[Stated problem] Output each line exactly as it appears, skipping any embedded picture.

[Excerpted records]
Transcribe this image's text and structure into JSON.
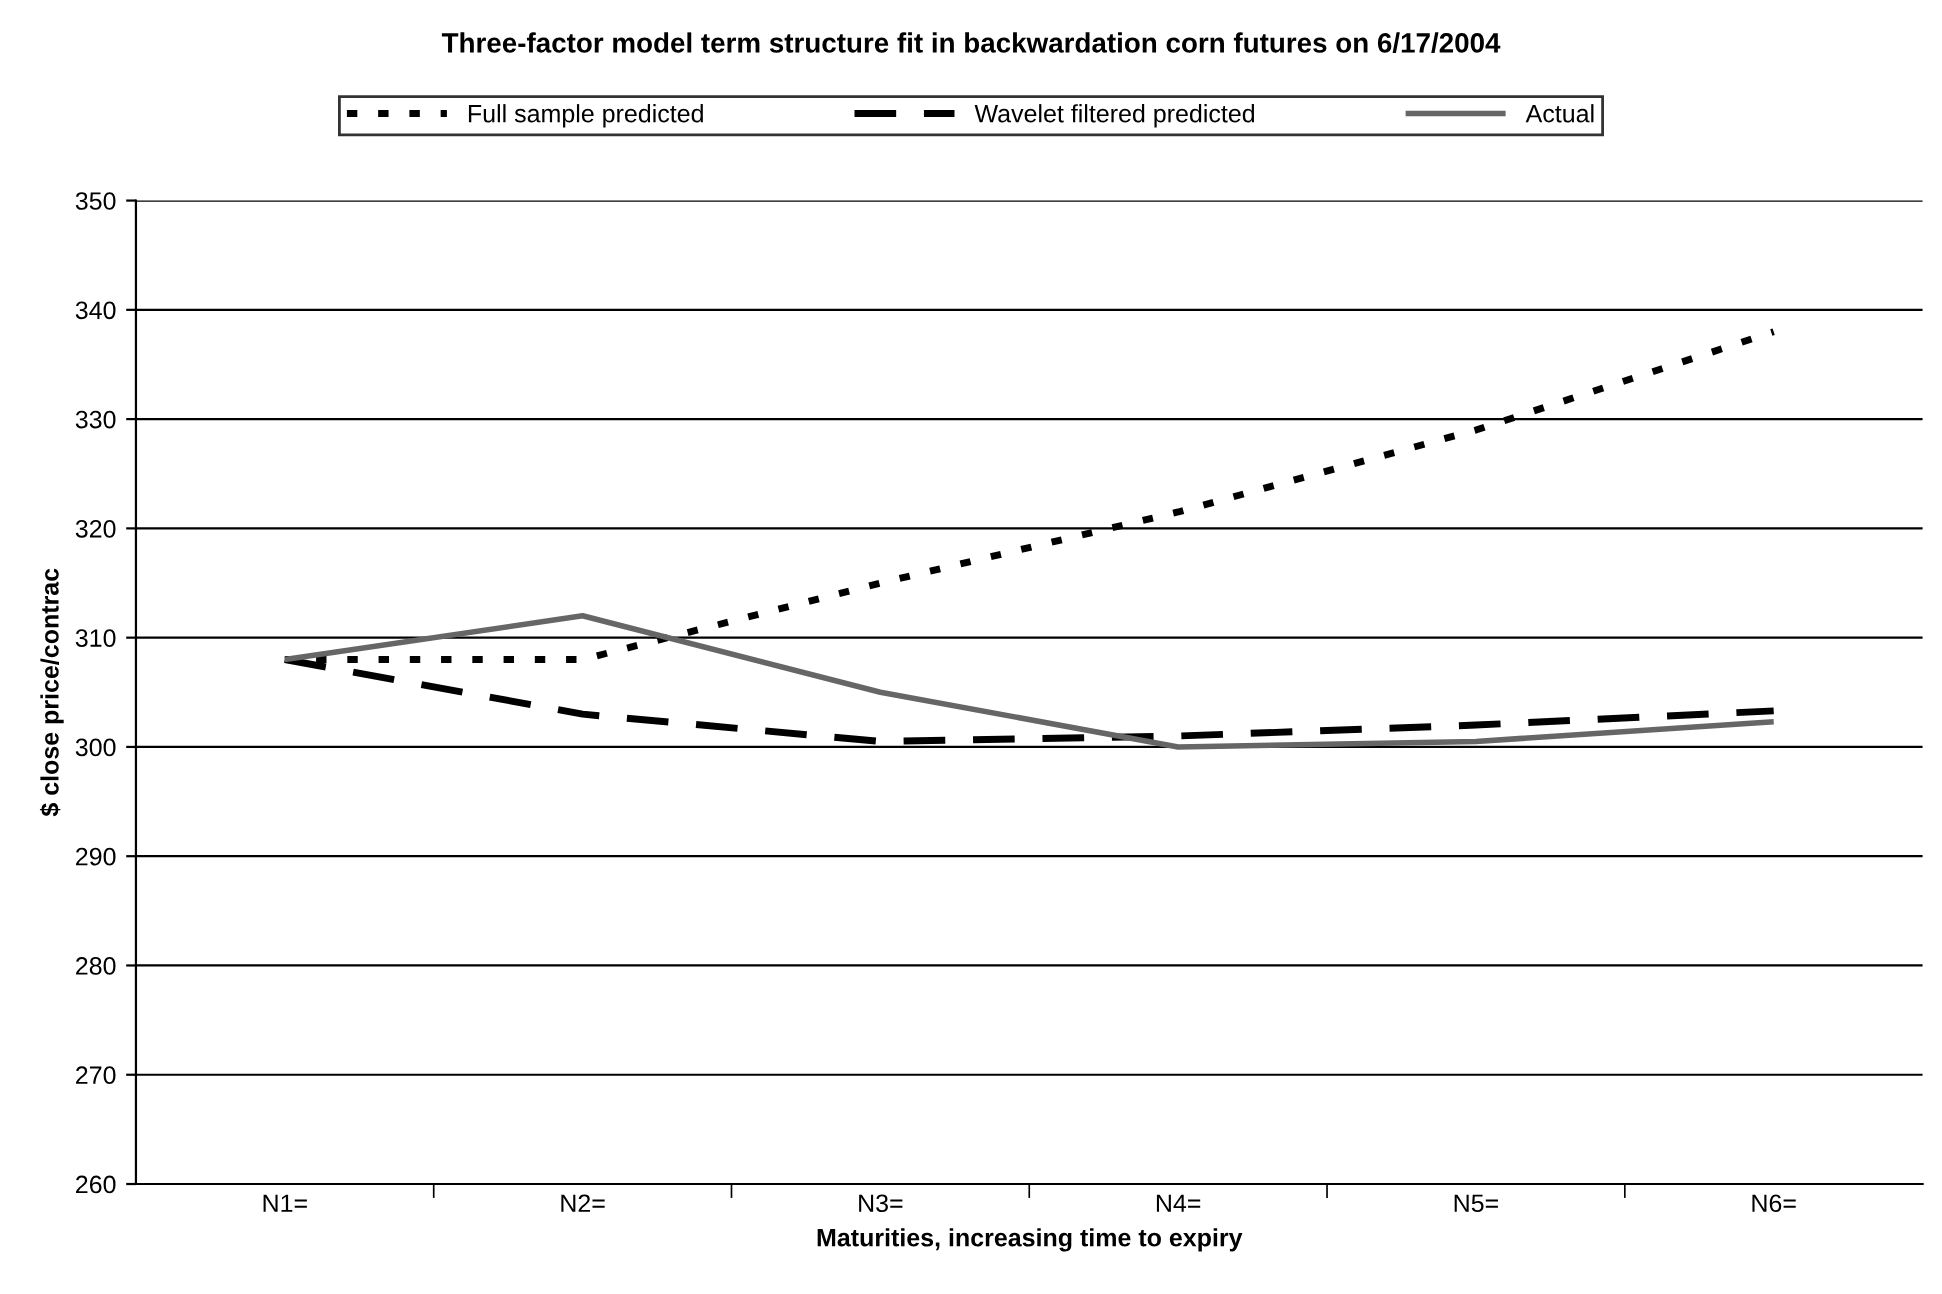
{
  "chart_data": {
    "type": "line",
    "title": "Three-factor model term structure fit in backwardation corn futures on 6/17/2004",
    "xlabel": "Maturities, increasing time to expiry",
    "ylabel": "$ close price/contrac",
    "categories": [
      "N1=",
      "N2=",
      "N3=",
      "N4=",
      "N5=",
      "N6="
    ],
    "series": [
      {
        "name": "Full sample predicted",
        "color": "#000000",
        "line_style": "dotted",
        "values": [
          308,
          308,
          315,
          321.5,
          329,
          338
        ]
      },
      {
        "name": "Wavelet filtered predicted",
        "color": "#000000",
        "line_style": "dashed",
        "values": [
          308,
          303,
          300.5,
          301,
          302,
          303.3
        ]
      },
      {
        "name": "Actual",
        "color": "#666666",
        "line_style": "solid",
        "values": [
          308,
          312,
          305,
          300,
          300.5,
          302.3
        ]
      }
    ],
    "ylim": [
      260,
      350
    ],
    "yticks": [
      260,
      270,
      280,
      290,
      300,
      310,
      320,
      330,
      340,
      350
    ],
    "grid": "y",
    "legend": "top",
    "marker": "none"
  }
}
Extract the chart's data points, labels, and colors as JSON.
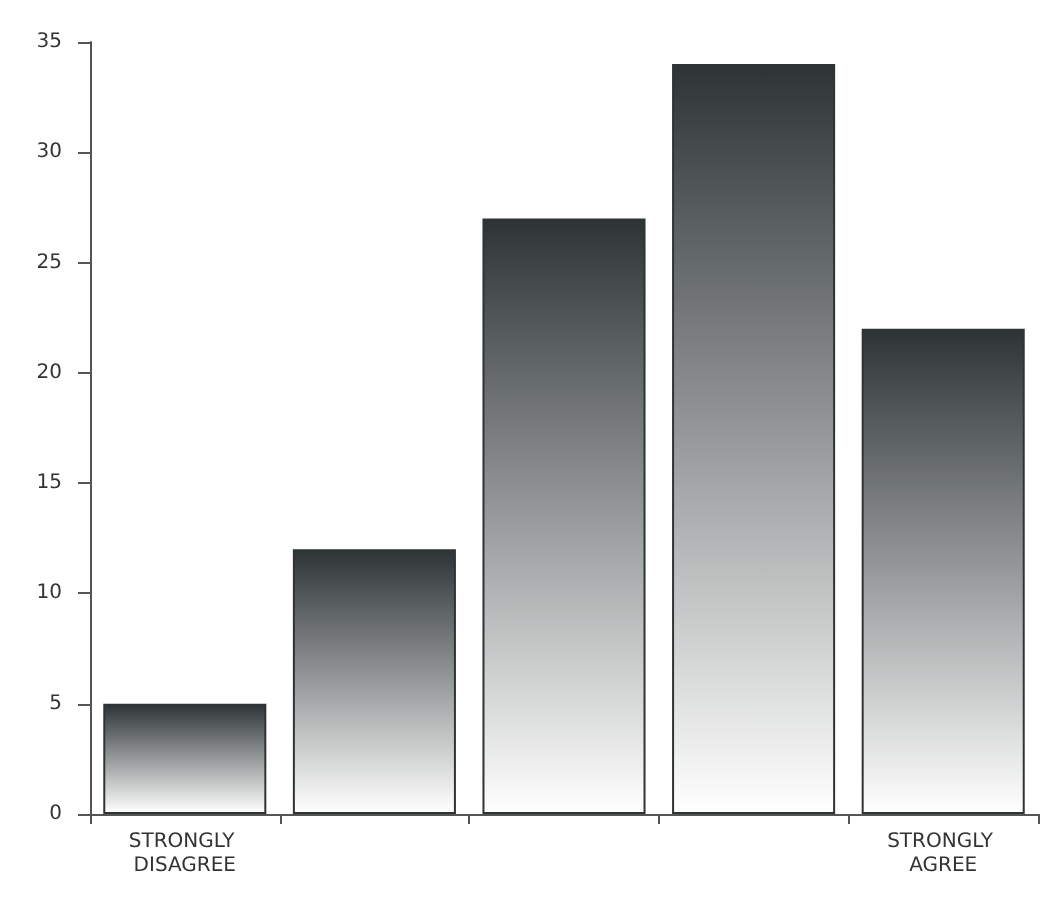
{
  "chart_data": {
    "type": "bar",
    "categories": [
      "STRONGLY DISAGREE",
      null,
      null,
      null,
      "STRONGLY AGREE"
    ],
    "values": [
      5,
      12,
      27,
      34,
      22
    ],
    "color": "#2e3436",
    "ylim": [
      0,
      35
    ],
    "yticks": [
      0,
      5,
      10,
      15,
      20,
      25,
      30,
      35
    ],
    "grid": false
  }
}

[Result of this task]
Transcribe this image's text and structure into JSON.
{
  "chart_data": {
    "type": "line",
    "title": "Three-factor model term structure fit in backwardation corn futures on 6/17/2004",
    "xlabel": "Maturities, increasing time to expiry",
    "ylabel": "$ close price/contrac",
    "categories": [
      "N1=",
      "N2=",
      "N3=",
      "N4=",
      "N5=",
      "N6="
    ],
    "series": [
      {
        "name": "Full sample predicted",
        "color": "#000000",
        "line_style": "dotted",
        "values": [
          308,
          308,
          315,
          321.5,
          329,
          338
        ]
      },
      {
        "name": "Wavelet filtered predicted",
        "color": "#000000",
        "line_style": "dashed",
        "values": [
          308,
          303,
          300.5,
          301,
          302,
          303.3
        ]
      },
      {
        "name": "Actual",
        "color": "#666666",
        "line_style": "solid",
        "values": [
          308,
          312,
          305,
          300,
          300.5,
          302.3
        ]
      }
    ],
    "ylim": [
      260,
      350
    ],
    "yticks": [
      260,
      270,
      280,
      290,
      300,
      310,
      320,
      330,
      340,
      350
    ],
    "grid": "y",
    "legend": "top",
    "marker": "none"
  }
}
Extract the chart's data points, labels, and colors as JSON.
{
  "chart_data": {
    "type": "bar",
    "categories": [
      "STRONGLY DISAGREE",
      null,
      null,
      null,
      "STRONGLY AGREE"
    ],
    "values": [
      5,
      12,
      27,
      34,
      22
    ],
    "color": "#2e3436",
    "ylim": [
      0,
      35
    ],
    "yticks": [
      0,
      5,
      10,
      15,
      20,
      25,
      30,
      35
    ],
    "grid": false
  }
}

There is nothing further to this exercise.